** START OF PROVIDED ENTRIES **

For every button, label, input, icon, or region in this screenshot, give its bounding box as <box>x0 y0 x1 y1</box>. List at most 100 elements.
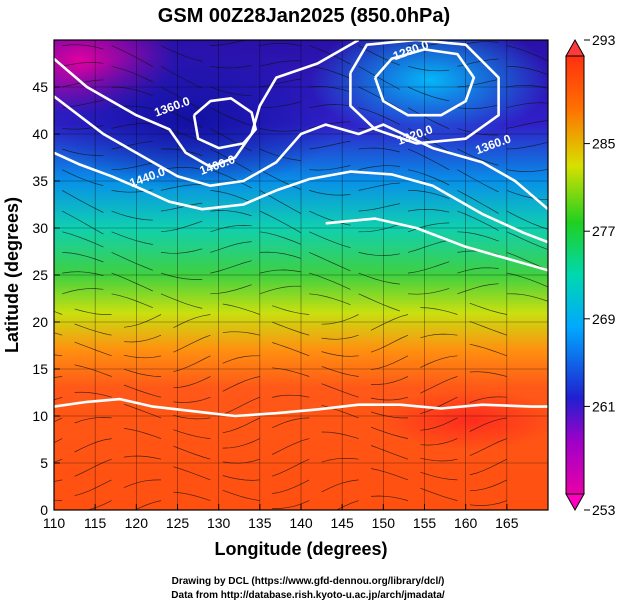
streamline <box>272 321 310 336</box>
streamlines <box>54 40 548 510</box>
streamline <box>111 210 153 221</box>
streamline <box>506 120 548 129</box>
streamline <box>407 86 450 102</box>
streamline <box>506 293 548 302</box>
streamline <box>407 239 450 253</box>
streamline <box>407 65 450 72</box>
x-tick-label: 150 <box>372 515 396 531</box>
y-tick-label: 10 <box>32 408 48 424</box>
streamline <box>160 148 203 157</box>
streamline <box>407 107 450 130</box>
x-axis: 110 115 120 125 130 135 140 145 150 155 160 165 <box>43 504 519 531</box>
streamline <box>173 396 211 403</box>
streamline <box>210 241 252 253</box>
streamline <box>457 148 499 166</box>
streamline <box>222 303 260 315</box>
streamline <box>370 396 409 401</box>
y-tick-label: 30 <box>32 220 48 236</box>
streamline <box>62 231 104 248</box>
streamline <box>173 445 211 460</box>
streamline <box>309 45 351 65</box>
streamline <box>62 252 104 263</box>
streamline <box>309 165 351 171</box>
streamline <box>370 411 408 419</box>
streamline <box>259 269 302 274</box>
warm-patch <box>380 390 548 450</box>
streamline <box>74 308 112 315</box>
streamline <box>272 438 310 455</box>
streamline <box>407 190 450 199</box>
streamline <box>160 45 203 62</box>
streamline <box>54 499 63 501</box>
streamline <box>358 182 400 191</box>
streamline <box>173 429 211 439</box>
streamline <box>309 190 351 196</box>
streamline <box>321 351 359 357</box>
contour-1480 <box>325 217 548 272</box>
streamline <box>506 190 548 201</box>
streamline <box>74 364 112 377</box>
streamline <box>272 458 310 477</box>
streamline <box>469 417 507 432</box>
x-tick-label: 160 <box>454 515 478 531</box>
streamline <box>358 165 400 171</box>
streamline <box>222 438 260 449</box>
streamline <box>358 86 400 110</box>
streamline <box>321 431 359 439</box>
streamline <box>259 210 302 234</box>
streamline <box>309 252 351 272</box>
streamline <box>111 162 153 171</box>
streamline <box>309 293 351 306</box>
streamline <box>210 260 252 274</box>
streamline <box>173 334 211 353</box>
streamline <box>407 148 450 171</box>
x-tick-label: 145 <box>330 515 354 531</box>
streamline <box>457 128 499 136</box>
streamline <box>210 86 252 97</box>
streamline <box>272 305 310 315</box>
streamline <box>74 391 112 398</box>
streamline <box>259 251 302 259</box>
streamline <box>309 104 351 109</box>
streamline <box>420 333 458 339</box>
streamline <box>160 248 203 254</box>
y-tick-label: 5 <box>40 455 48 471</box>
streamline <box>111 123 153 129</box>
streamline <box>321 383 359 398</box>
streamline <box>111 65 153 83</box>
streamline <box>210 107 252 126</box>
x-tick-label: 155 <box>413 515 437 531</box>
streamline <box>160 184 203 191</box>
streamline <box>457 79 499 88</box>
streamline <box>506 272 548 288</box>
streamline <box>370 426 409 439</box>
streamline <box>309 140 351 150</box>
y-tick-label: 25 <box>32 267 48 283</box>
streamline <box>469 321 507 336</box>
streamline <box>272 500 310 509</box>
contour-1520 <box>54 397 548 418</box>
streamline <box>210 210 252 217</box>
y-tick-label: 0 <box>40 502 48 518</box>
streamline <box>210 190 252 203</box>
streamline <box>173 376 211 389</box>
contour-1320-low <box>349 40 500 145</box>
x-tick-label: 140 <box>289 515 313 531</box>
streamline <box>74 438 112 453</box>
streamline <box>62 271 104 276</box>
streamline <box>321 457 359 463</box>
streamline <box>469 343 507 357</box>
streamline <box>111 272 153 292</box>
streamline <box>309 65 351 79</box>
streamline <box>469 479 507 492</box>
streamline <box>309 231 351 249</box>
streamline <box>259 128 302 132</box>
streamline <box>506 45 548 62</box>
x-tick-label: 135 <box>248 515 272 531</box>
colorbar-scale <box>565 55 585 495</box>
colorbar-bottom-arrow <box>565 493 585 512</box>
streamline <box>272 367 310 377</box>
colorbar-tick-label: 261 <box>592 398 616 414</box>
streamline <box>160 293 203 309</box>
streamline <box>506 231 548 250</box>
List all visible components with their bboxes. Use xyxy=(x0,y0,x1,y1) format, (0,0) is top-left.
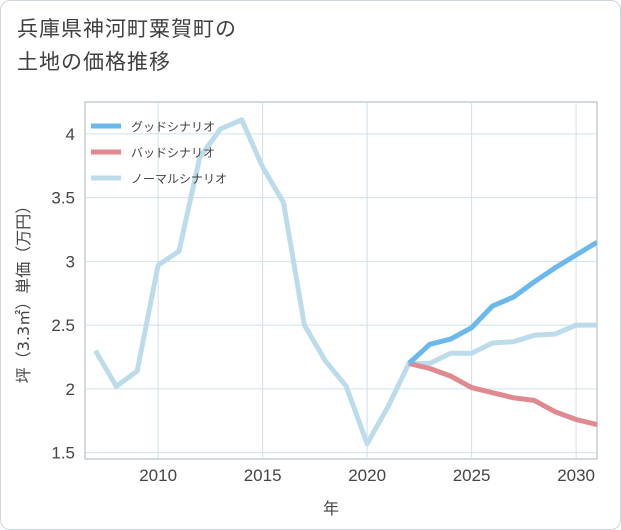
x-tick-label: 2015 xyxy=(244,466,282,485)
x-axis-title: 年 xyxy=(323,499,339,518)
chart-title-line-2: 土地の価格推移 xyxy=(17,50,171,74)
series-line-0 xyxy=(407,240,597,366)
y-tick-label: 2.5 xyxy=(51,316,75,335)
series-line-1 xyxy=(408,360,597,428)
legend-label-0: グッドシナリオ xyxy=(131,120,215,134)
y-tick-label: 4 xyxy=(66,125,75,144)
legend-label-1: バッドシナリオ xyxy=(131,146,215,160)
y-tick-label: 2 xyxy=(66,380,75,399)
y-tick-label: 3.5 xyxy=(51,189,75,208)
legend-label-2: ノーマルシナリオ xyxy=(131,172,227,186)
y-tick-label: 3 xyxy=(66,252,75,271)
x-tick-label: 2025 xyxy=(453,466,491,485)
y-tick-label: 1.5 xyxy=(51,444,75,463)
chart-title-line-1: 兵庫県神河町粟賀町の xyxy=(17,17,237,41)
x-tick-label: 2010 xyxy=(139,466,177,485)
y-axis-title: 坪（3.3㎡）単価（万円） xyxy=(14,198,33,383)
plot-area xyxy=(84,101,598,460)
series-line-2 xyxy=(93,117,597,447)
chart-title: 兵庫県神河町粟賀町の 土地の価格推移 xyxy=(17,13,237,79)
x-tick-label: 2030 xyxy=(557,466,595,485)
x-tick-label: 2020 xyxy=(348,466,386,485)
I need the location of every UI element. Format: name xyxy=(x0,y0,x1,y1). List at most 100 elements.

** END OF PROVIDED ENTRIES **

» YOUR GOAL:
Lay out every line of the entries above as a JSON list of strings, one string per line, omitting blank lines. Leave the pictures out.

» FULL ANSWER:
[
  "For every button, label, input, icon, or region in this screenshot, give its bounding box as <box>x0 y0 x1 y1</box>. List at most 100 elements.",
  "streamline <box>272 321 310 336</box>",
  "streamlines <box>54 40 548 510</box>",
  "streamline <box>111 210 153 221</box>",
  "streamline <box>506 120 548 129</box>",
  "streamline <box>407 86 450 102</box>",
  "streamline <box>506 293 548 302</box>",
  "streamline <box>407 239 450 253</box>",
  "streamline <box>407 65 450 72</box>",
  "x-tick-label: 150 <box>372 515 396 531</box>",
  "y-tick-label: 10 <box>32 408 48 424</box>",
  "streamline <box>160 148 203 157</box>",
  "streamline <box>407 107 450 130</box>",
  "x-axis: 110 115 120 125 130 135 140 145 150 155 160 165 <box>43 504 519 531</box>",
  "streamline <box>173 396 211 403</box>",
  "streamline <box>210 241 252 253</box>",
  "streamline <box>457 148 499 166</box>",
  "streamline <box>222 303 260 315</box>",
  "streamline <box>370 396 409 401</box>",
  "y-tick-label: 30 <box>32 220 48 236</box>",
  "streamline <box>62 231 104 248</box>",
  "streamline <box>173 445 211 460</box>",
  "streamline <box>309 45 351 65</box>",
  "streamline <box>62 252 104 263</box>",
  "streamline <box>309 165 351 171</box>",
  "streamline <box>370 411 408 419</box>",
  "streamline <box>259 269 302 274</box>",
  "warm-patch <box>380 390 548 450</box>",
  "streamline <box>74 308 112 315</box>",
  "streamline <box>272 438 310 455</box>",
  "streamline <box>407 190 450 199</box>",
  "streamline <box>160 45 203 62</box>",
  "streamline <box>54 499 63 501</box>",
  "streamline <box>358 182 400 191</box>",
  "streamline <box>173 429 211 439</box>",
  "streamline <box>309 190 351 196</box>",
  "streamline <box>321 351 359 357</box>",
  "contour-1480 <box>325 217 548 272</box>",
  "streamline <box>506 190 548 201</box>",
  "streamline <box>74 364 112 377</box>",
  "streamline <box>272 458 310 477</box>",
  "streamline <box>469 417 507 432</box>",
  "x-tick-label: 160 <box>454 515 478 531</box>",
  "streamline <box>358 165 400 171</box>",
  "streamline <box>222 438 260 449</box>",
  "streamline <box>358 86 400 110</box>",
  "streamline <box>321 431 359 439</box>",
  "streamline <box>259 210 302 234</box>",
  "streamline <box>309 252 351 272</box>",
  "streamline <box>111 162 153 171</box>",
  "streamline <box>309 293 351 306</box>",
  "streamline <box>210 260 252 274</box>",
  "streamline <box>173 334 211 353</box>",
  "streamline <box>407 148 450 171</box>",
  "x-tick-label: 145 <box>330 515 354 531</box>",
  "streamline <box>457 128 499 136</box>",
  "streamline <box>210 86 252 97</box>",
  "streamline <box>272 305 310 315</box>",
  "streamline <box>74 391 112 398</box>",
  "streamline <box>259 251 302 259</box>",
  "streamline <box>309 104 351 109</box>",
  "streamline <box>420 333 458 339</box>",
  "streamline <box>160 248 203 254</box>",
  "y-tick-label: 5 <box>40 455 48 471</box>",
  "streamline <box>111 123 153 129</box>",
  "streamline <box>321 383 359 398</box>",
  "streamline <box>111 65 153 83</box>",
  "streamline <box>210 107 252 126</box>",
  "x-tick-label: 155 <box>413 515 437 531</box>",
  "streamline <box>160 184 203 191</box>",
  "streamline <box>457 79 499 88</box>",
  "streamline <box>506 272 548 288</box>",
  "streamline <box>370 426 409 439</box>",
  "streamline <box>309 140 351 150</box>",
  "y-tick-label: 25 <box>32 267 48 283</box>",
  "streamline <box>469 321 507 336</box>",
  "streamline <box>272 500 310 509</box>",
  "contour-1520 <box>54 397 548 418</box>",
  "streamline <box>210 210 252 217</box>",
  "y-tick-label: 0 <box>40 502 48 518</box>",
  "streamline <box>210 190 252 203</box>",
  "streamline <box>173 376 211 389</box>",
  "contour-1320-low <box>349 40 500 145</box>",
  "x-tick-label: 140 <box>289 515 313 531</box>",
  "streamline <box>74 438 112 453</box>",
  "streamline <box>62 271 104 276</box>",
  "streamline <box>321 457 359 463</box>",
  "streamline <box>469 343 507 357</box>",
  "streamline <box>111 272 153 292</box>",
  "streamline <box>309 65 351 79</box>",
  "streamline <box>469 479 507 492</box>",
  "streamline <box>309 231 351 249</box>",
  "streamline <box>259 128 302 132</box>",
  "streamline <box>506 45 548 62</box>",
  "x-tick-label: 135 <box>248 515 272 531</box>",
  "colorbar-scale <box>565 55 585 495</box>",
  "colorbar-bottom-arrow <box>565 493 585 512</box>",
  "streamline <box>272 367 310 377</box>",
  "colorbar-tick-label: 261 <box>592 398 616 414</box>",
  "streamline <box>160 293 203 309</box>",
  "streamline <box>506 231 548 250</box>",
  "List all visible components with their bboxes. Use xyxy=(x0,y0,x1,y1) format, (0,0) is top-left.",
  "x-tick-label: 2015 xyxy=(244,466,282,485)",
  "x-axis-title: 年 xyxy=(323,499,339,518)",
  "chart-title-line-2: 土地の価格推移 xyxy=(17,50,171,74)",
  "series-line-0 xyxy=(407,240,597,366)",
  "y-tick-label: 2.5 xyxy=(51,316,75,335)",
  "series-line-1 xyxy=(408,360,597,428)",
  "legend-label-0: グッドシナリオ xyxy=(131,120,215,134)",
  "y-tick-label: 4 xyxy=(66,125,75,144)",
  "legend-label-1: バッドシナリオ xyxy=(131,146,215,160)",
  "y-tick-label: 2 xyxy=(66,380,75,399)",
  "y-tick-label: 3.5 xyxy=(51,189,75,208)",
  "legend-label-2: ノーマルシナリオ xyxy=(131,172,227,186)",
  "y-tick-label: 3 xyxy=(66,252,75,271)",
  "x-tick-label: 2025 xyxy=(453,466,491,485)",
  "y-tick-label: 1.5 xyxy=(51,444,75,463)",
  "chart-title-line-1: 兵庫県神河町粟賀町の xyxy=(17,17,237,41)",
  "x-tick-label: 2010 xyxy=(139,466,177,485)",
  "y-axis-title: 坪（3.3㎡）単価（万円） xyxy=(14,198,33,383)",
  "plot-area xyxy=(84,101,598,460)",
  "series-line-2 xyxy=(93,117,597,447)",
  "chart-title: 兵庫県神河町粟賀町の 土地の価格推移 xyxy=(17,13,237,79)",
  "x-tick-label: 2030 xyxy=(557,466,595,485)",
  "x-tick-label: 2020 xyxy=(348,466,386,485)",
  "I need the location of every UI element. Format: name xyxy=(x0,y0,x1,y1). List at most 100 elements."
]